→ **What is expected**: Copy out every line exactly, passing over the pictures.

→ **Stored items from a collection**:
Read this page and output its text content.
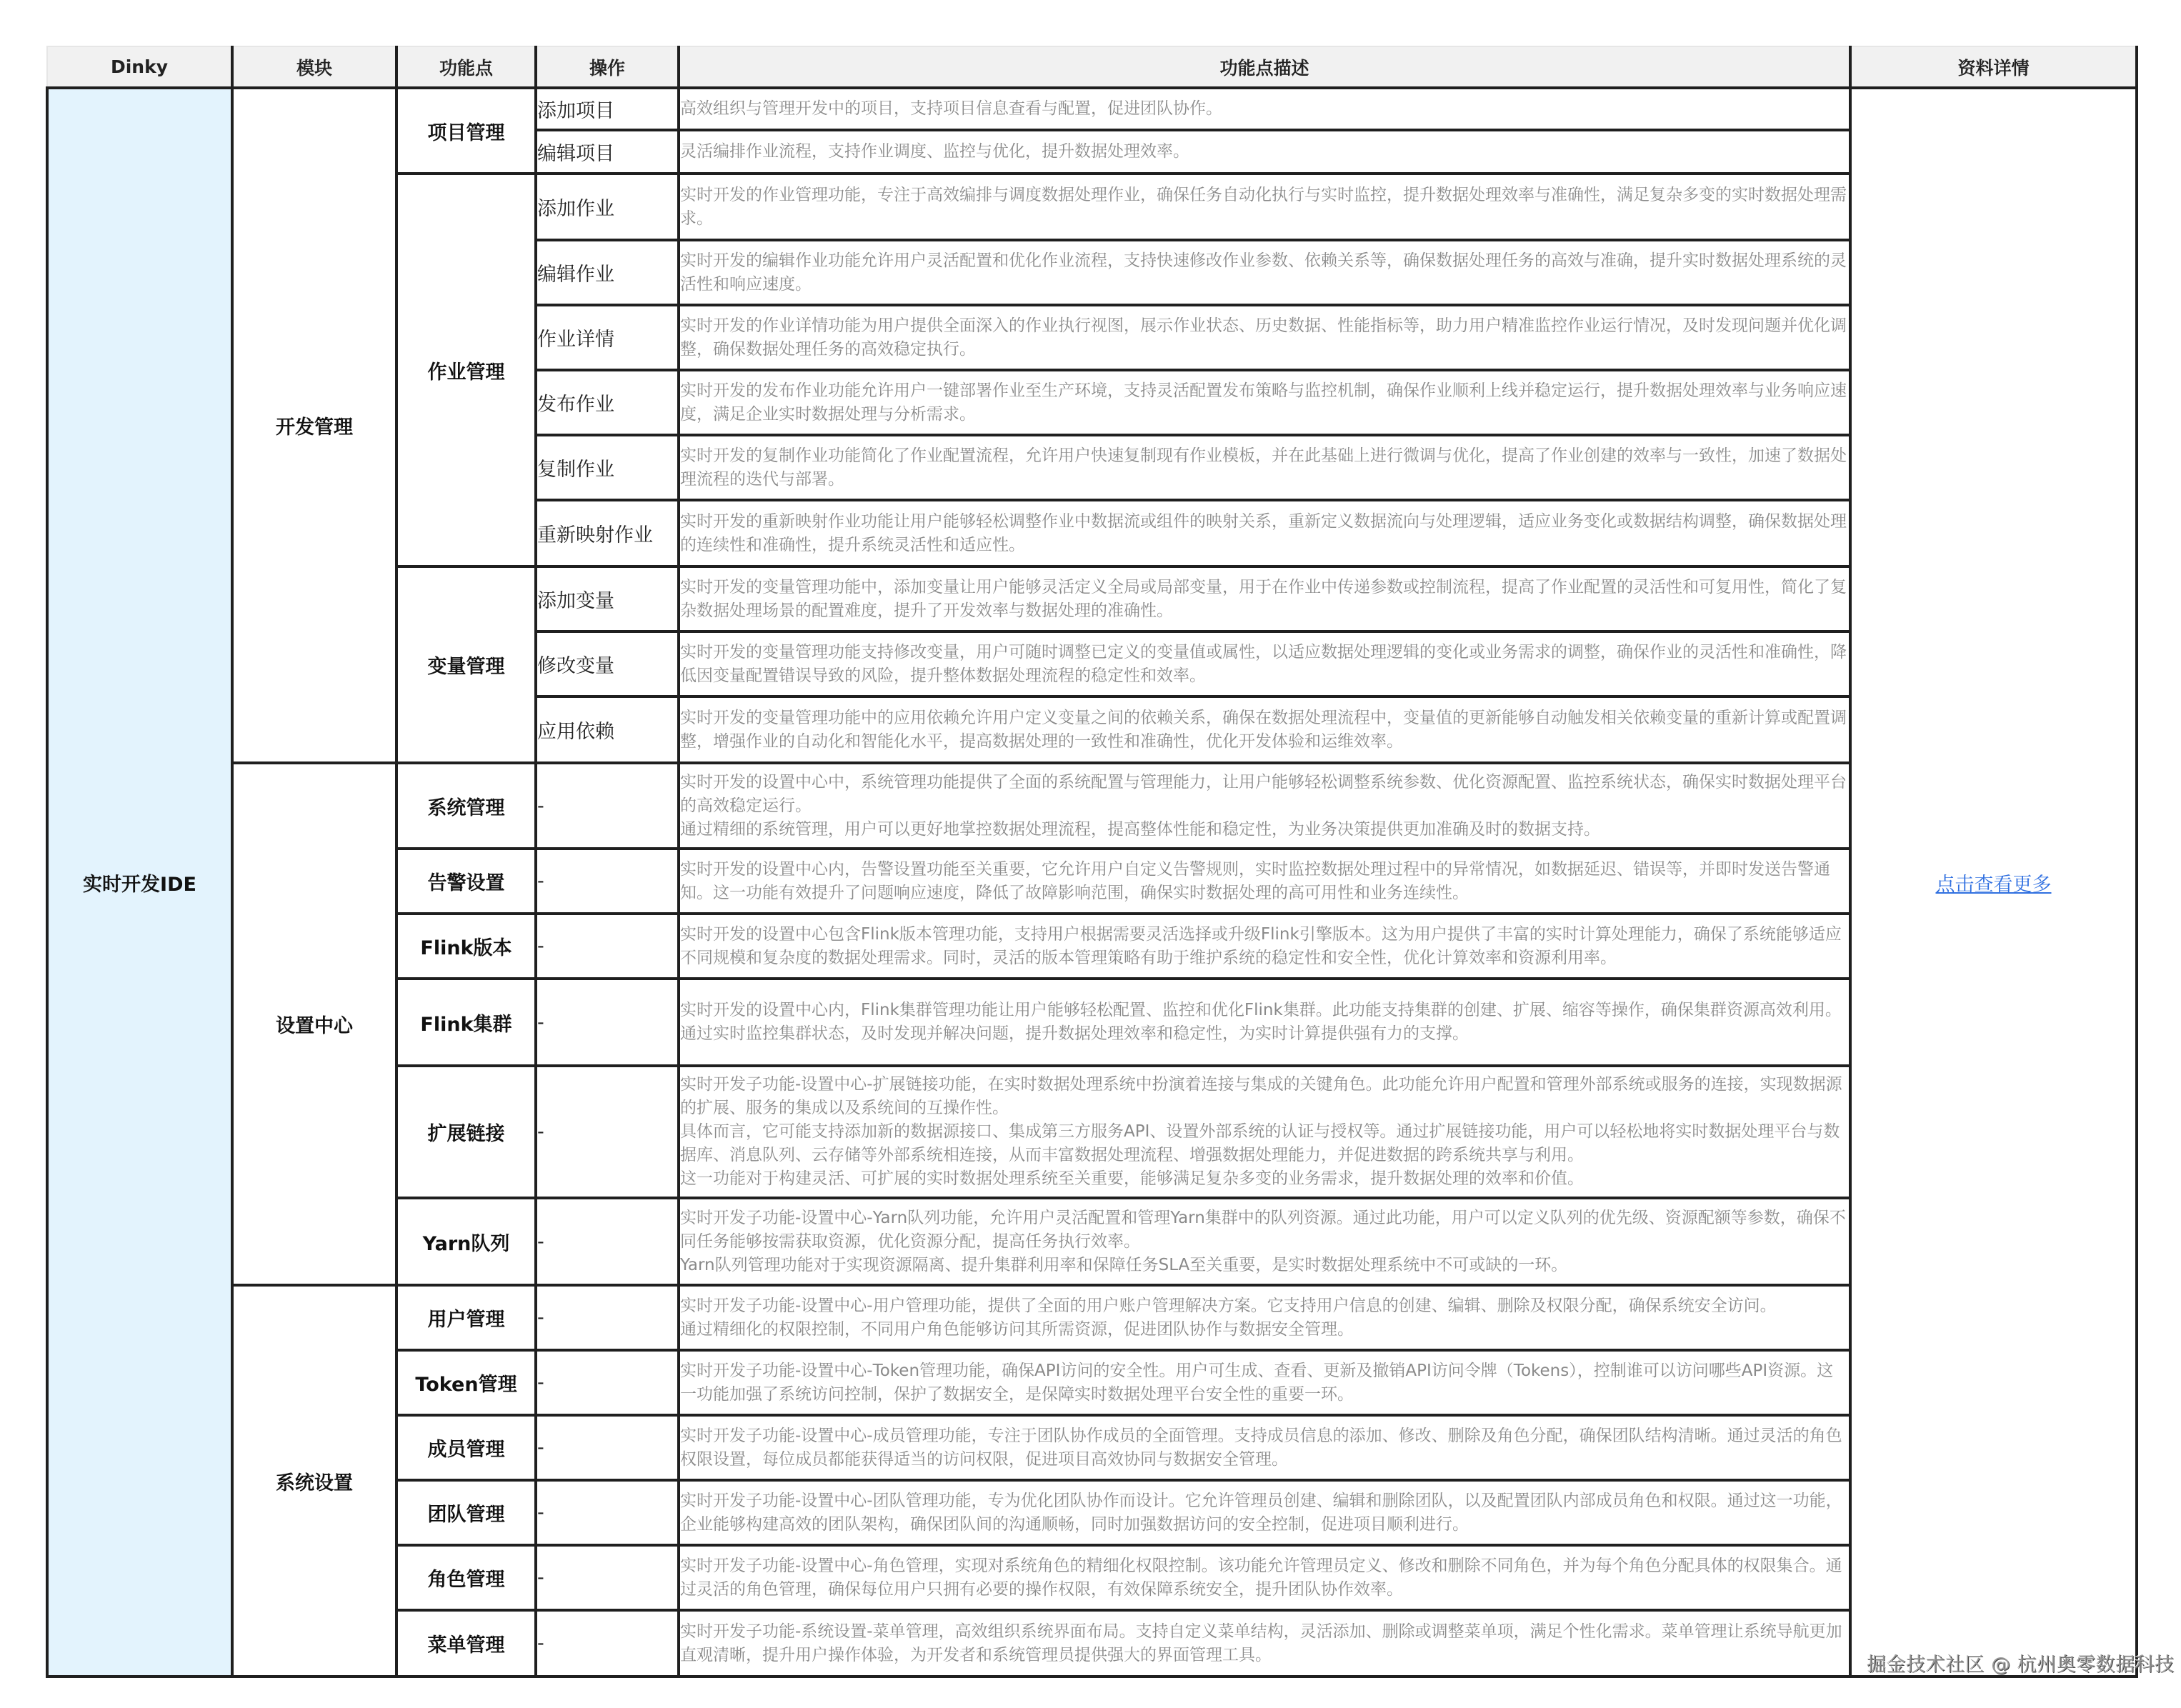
Dinky	模块	功能点	操作	功能点描述	资料详情
实时开发IDE	开发管理	项目管理	添加项目	高效组织与管理开发中的项目，支持项目信息查看与配置，促进团队协作。	点击查看更多
			编辑项目	灵活编排作业流程，支持作业调度、监控与优化，提升数据处理效率。	

		作业管理	添加作业	实时开发的作业管理功能，专注于高效编排与调度数据处理作业，确保任务自动化执行与实时监控，提升数据处理效率与准确性，满足复杂多变的实时数据处理需求。	

			编辑作业	实时开发的编辑作业功能允许用户灵活配置和优化作业流程，支持快速修改作业参数、依赖关系等，确保数据处理任务的高效与准确，提升实时数据处理系统的灵活性和响应速度。	

			作业详情	实时开发的作业详情功能为用户提供全面深入的作业执行视图，展示作业状态、历史数据、性能指标等，助力用户精准监控作业运行情况，及时发现问题并优化调整，确保数据处理任务的高效稳定执行。	

			发布作业	实时开发的发布作业功能允许用户一键部署作业至生产环境，支持灵活配置发布策略与监控机制，确保作业顺利上线并稳定运行，提升数据处理效率与业务响应速度，满足企业实时数据处理与分析需求。	

			复制作业	实时开发的复制作业功能简化了作业配置流程，允许用户快速复制现有作业模板，并在此基础上进行微调与优化，提高了作业创建的效率与一致性，加速了数据处理流程的迭代与部署。	

			重新映射作业	实时开发的重新映射作业功能让用户能够轻松调整作业中数据流或组件的映射关系，重新定义数据流向与处理逻辑，适应业务变化或数据结构调整，确保数据处理的连续性和准确性，提升系统灵活性和适应性。	

		变量管理	添加变量	实时开发的变量管理功能中，添加变量让用户能够灵活定义全局或局部变量，用于在作业中传递参数或控制流程，提高了作业配置的灵活性和可复用性，简化了复杂数据处理场景的配置难度，提升了开发效率与数据处理的准确性。	

			修改变量	实时开发的变量管理功能支持修改变量，用户可随时调整已定义的变量值或属性，以适应数据处理逻辑的变化或业务需求的调整，确保作业的灵活性和准确性，降低因变量配置错误导致的风险，提升整体数据处理流程的稳定性和效率。	

			应用依赖	实时开发的变量管理功能中的应用依赖允许用户定义变量之间的依赖关系，确保在数据处理流程中，变量值的更新能够自动触发相关依赖变量的重新计算或配置调整，增强作业的自动化和智能化水平，提高数据处理的一致性和准确性，优化开发体验和运维效率。	

	设置中心	系统管理	-	实时开发的设置中心中，系统管理功能提供了全面的系统配置与管理能力，让用户能够轻松调整系统参数、优化资源配置、监控系统状态，确保实时数据处理平台的高效稳定运行。
通过精细的系统管理，用户可以更好地掌控数据处理流程，提高整体性能和稳定性，为业务决策提供更加准确及时的数据支持。	

		告警设置	-	实时开发的设置中心内，告警设置功能至关重要，它允许用户自定义告警规则，实时监控数据处理过程中的异常情况，如数据延迟、错误等，并即时发送告警通知。这一功能有效提升了问题响应速度，降低了故障影响范围，确保实时数据处理的高可用性和业务连续性。	

		Flink版本	-	实时开发的设置中心包含Flink版本管理功能，支持用户根据需要灵活选择或升级Flink引擎版本。这为用户提供了丰富的实时计算处理能力，确保了系统能够适应不同规模和复杂度的数据处理需求。同时，灵活的版本管理策略有助于维护系统的稳定性和安全性，优化计算效率和资源利用率。	

		Flink集群	-	实时开发的设置中心内，Flink集群管理功能让用户能够轻松配置、监控和优化Flink集群。此功能支持集群的创建、扩展、缩容等操作，确保集群资源高效利用。
通过实时监控集群状态，及时发现并解决问题，提升数据处理效率和稳定性，为实时计算提供强有力的支撑。	

		扩展链接	-	实时开发子功能-设置中心-扩展链接功能，在实时数据处理系统中扮演着连接与集成的关键角色。此功能允许用户配置和管理外部系统或服务的连接，实现数据源的扩展、服务的集成以及系统间的互操作性。
具体而言，它可能支持添加新的数据源接口、集成第三方服务API、设置外部系统的认证与授权等。通过扩展链接功能，用户可以轻松地将实时数据处理平台与数据库、消息队列、云存储等外部系统相连接，从而丰富数据处理流程、增强数据处理能力，并促进数据的跨系统共享与利用。
这一功能对于构建灵活、可扩展的实时数据处理系统至关重要，能够满足复杂多变的业务需求，提升数据处理的效率和价值。	

		Yarn队列	-	实时开发子功能-设置中心-Yarn队列功能，允许用户灵活配置和管理Yarn集群中的队列资源。通过此功能，用户可以定义队列的优先级、资源配额等参数，确保不同任务能够按需获取资源，优化资源分配，提高任务执行效率。
Yarn队列管理功能对于实现资源隔离、提升集群利用率和保障任务SLA至关重要，是实时数据处理系统中不可或缺的一环。	

	系统设置	用户管理	-	实时开发子功能-设置中心-用户管理功能，提供了全面的用户账户管理解决方案。它支持用户信息的创建、编辑、删除及权限分配，确保系统安全访问。
通过精细化的权限控制，不同用户角色能够访问其所需资源，促进团队协作与数据安全管理。	

		Token管理	-	实时开发子功能-设置中心-Token管理功能，确保API访问的安全性。用户可生成、查看、更新及撤销API访问令牌（Tokens），控制谁可以访问哪些API资源。这一功能加强了系统访问控制，保护了数据安全，是保障实时数据处理平台安全性的重要一环。	

		成员管理	-	实时开发子功能-设置中心-成员管理功能，专注于团队协作成员的全面管理。支持成员信息的添加、修改、删除及角色分配，确保团队结构清晰。通过灵活的角色权限设置，每位成员都能获得适当的访问权限，促进项目高效协同与数据安全管理。	

		团队管理	-	实时开发子功能-设置中心-团队管理功能，专为优化团队协作而设计。它允许管理员创建、编辑和删除团队，以及配置团队内部成员角色和权限。通过这一功能，企业能够构建高效的团队架构，确保团队间的沟通顺畅，同时加强数据访问的安全控制，促进项目顺利进行。	

		角色管理	-	实时开发子功能-设置中心-角色管理，实现对系统角色的精细化权限控制。该功能允许管理员定义、修改和删除不同角色，并为每个角色分配具体的权限集合。通过灵活的角色管理，确保每位用户只拥有必要的操作权限，有效保障系统安全，提升团队协作效率。	

		菜单管理	-	实时开发子功能-系统设置-菜单管理，高效组织系统界面布局。支持自定义菜单结构，灵活添加、删除或调整菜单项，满足个性化需求。菜单管理让系统导航更加直观清晰，提升用户操作体验，为开发者和系统管理员提供强大的界面管理工具。		掘金技术社区 @ 杭州奥零数据科技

→ **Solution to the problem**:
Read this page and output its text content.
Dinky	模块	功能点	操作	功能点描述	资料详情
实时开发IDE	开发管理	项目管理	添加项目	高效组织与管理开发中的项目，支持项目信息查看与配置，促进团队协作。	点击查看更多
			编辑项目	灵活编排作业流程，支持作业调度、监控与优化，提升数据处理效率。	

		作业管理	添加作业	实时开发的作业管理功能，专注于高效编排与调度数据处理作业，确保任务自动化执行与实时监控，提升数据处理效率与准确性，满足复杂多变的实时数据处理需求。	

			编辑作业	实时开发的编辑作业功能允许用户灵活配置和优化作业流程，支持快速修改作业参数、依赖关系等，确保数据处理任务的高效与准确，提升实时数据处理系统的灵活性和响应速度。	

			作业详情	实时开发的作业详情功能为用户提供全面深入的作业执行视图，展示作业状态、历史数据、性能指标等，助力用户精准监控作业运行情况，及时发现问题并优化调整，确保数据处理任务的高效稳定执行。	

			发布作业	实时开发的发布作业功能允许用户一键部署作业至生产环境，支持灵活配置发布策略与监控机制，确保作业顺利上线并稳定运行，提升数据处理效率与业务响应速度，满足企业实时数据处理与分析需求。	

			复制作业	实时开发的复制作业功能简化了作业配置流程，允许用户快速复制现有作业模板，并在此基础上进行微调与优化，提高了作业创建的效率与一致性，加速了数据处理流程的迭代与部署。	

			重新映射作业	实时开发的重新映射作业功能让用户能够轻松调整作业中数据流或组件的映射关系，重新定义数据流向与处理逻辑，适应业务变化或数据结构调整，确保数据处理的连续性和准确性，提升系统灵活性和适应性。	

		变量管理	添加变量	实时开发的变量管理功能中，添加变量让用户能够灵活定义全局或局部变量，用于在作业中传递参数或控制流程，提高了作业配置的灵活性和可复用性，简化了复杂数据处理场景的配置难度，提升了开发效率与数据处理的准确性。	

			修改变量	实时开发的变量管理功能支持修改变量，用户可随时调整已定义的变量值或属性，以适应数据处理逻辑的变化或业务需求的调整，确保作业的灵活性和准确性，降低因变量配置错误导致的风险，提升整体数据处理流程的稳定性和效率。	

			应用依赖	实时开发的变量管理功能中的应用依赖允许用户定义变量之间的依赖关系，确保在数据处理流程中，变量值的更新能够自动触发相关依赖变量的重新计算或配置调整，增强作业的自动化和智能化水平，提高数据处理的一致性和准确性，优化开发体验和运维效率。	

	设置中心	系统管理	-	实时开发的设置中心中，系统管理功能提供了全面的系统配置与管理能力，让用户能够轻松调整系统参数、优化资源配置、监控系统状态，确保实时数据处理平台的高效稳定运行。
通过精细的系统管理，用户可以更好地掌控数据处理流程，提高整体性能和稳定性，为业务决策提供更加准确及时的数据支持。	

		告警设置	-	实时开发的设置中心内，告警设置功能至关重要，它允许用户自定义告警规则，实时监控数据处理过程中的异常情况，如数据延迟、错误等，并即时发送告警通知。这一功能有效提升了问题响应速度，降低了故障影响范围，确保实时数据处理的高可用性和业务连续性。	

		Flink版本	-	实时开发的设置中心包含Flink版本管理功能，支持用户根据需要灵活选择或升级Flink引擎版本。这为用户提供了丰富的实时计算处理能力，确保了系统能够适应不同规模和复杂度的数据处理需求。同时，灵活的版本管理策略有助于维护系统的稳定性和安全性，优化计算效率和资源利用率。	

		Flink集群	-	实时开发的设置中心内，Flink集群管理功能让用户能够轻松配置、监控和优化Flink集群。此功能支持集群的创建、扩展、缩容等操作，确保集群资源高效利用。
通过实时监控集群状态，及时发现并解决问题，提升数据处理效率和稳定性，为实时计算提供强有力的支撑。	

		扩展链接	-	实时开发子功能-设置中心-扩展链接功能，在实时数据处理系统中扮演着连接与集成的关键角色。此功能允许用户配置和管理外部系统或服务的连接，实现数据源的扩展、服务的集成以及系统间的互操作性。
具体而言，它可能支持添加新的数据源接口、集成第三方服务API、设置外部系统的认证与授权等。通过扩展链接功能，用户可以轻松地将实时数据处理平台与数据库、消息队列、云存储等外部系统相连接，从而丰富数据处理流程、增强数据处理能力，并促进数据的跨系统共享与利用。
这一功能对于构建灵活、可扩展的实时数据处理系统至关重要，能够满足复杂多变的业务需求，提升数据处理的效率和价值。	

		Yarn队列	-	实时开发子功能-设置中心-Yarn队列功能，允许用户灵活配置和管理Yarn集群中的队列资源。通过此功能，用户可以定义队列的优先级、资源配额等参数，确保不同任务能够按需获取资源，优化资源分配，提高任务执行效率。
Yarn队列管理功能对于实现资源隔离、提升集群利用率和保障任务SLA至关重要，是实时数据处理系统中不可或缺的一环。	

	系统设置	用户管理	-	实时开发子功能-设置中心-用户管理功能，提供了全面的用户账户管理解决方案。它支持用户信息的创建、编辑、删除及权限分配，确保系统安全访问。
通过精细化的权限控制，不同用户角色能够访问其所需资源，促进团队协作与数据安全管理。	

		Token管理	-	实时开发子功能-设置中心-Token管理功能，确保API访问的安全性。用户可生成、查看、更新及撤销API访问令牌（Tokens），控制谁可以访问哪些API资源。这一功能加强了系统访问控制，保护了数据安全，是保障实时数据处理平台安全性的重要一环。	

		成员管理	-	实时开发子功能-设置中心-成员管理功能，专注于团队协作成员的全面管理。支持成员信息的添加、修改、删除及角色分配，确保团队结构清晰。通过灵活的角色权限设置，每位成员都能获得适当的访问权限，促进项目高效协同与数据安全管理。	

		团队管理	-	实时开发子功能-设置中心-团队管理功能，专为优化团队协作而设计。它允许管理员创建、编辑和删除团队，以及配置团队内部成员角色和权限。通过这一功能，企业能够构建高效的团队架构，确保团队间的沟通顺畅，同时加强数据访问的安全控制，促进项目顺利进行。	

		角色管理	-	实时开发子功能-设置中心-角色管理，实现对系统角色的精细化权限控制。该功能允许管理员定义、修改和删除不同角色，并为每个角色分配具体的权限集合。通过灵活的角色管理，确保每位用户只拥有必要的操作权限，有效保障系统安全，提升团队协作效率。	

		菜单管理	-	实时开发子功能-系统设置-菜单管理，高效组织系统界面布局。支持自定义菜单结构，灵活添加、删除或调整菜单项，满足个性化需求。菜单管理让系统导航更加直观清晰，提升用户操作体验，为开发者和系统管理员提供强大的界面管理工具。		掘金技术社区 @ 杭州奥零数据科技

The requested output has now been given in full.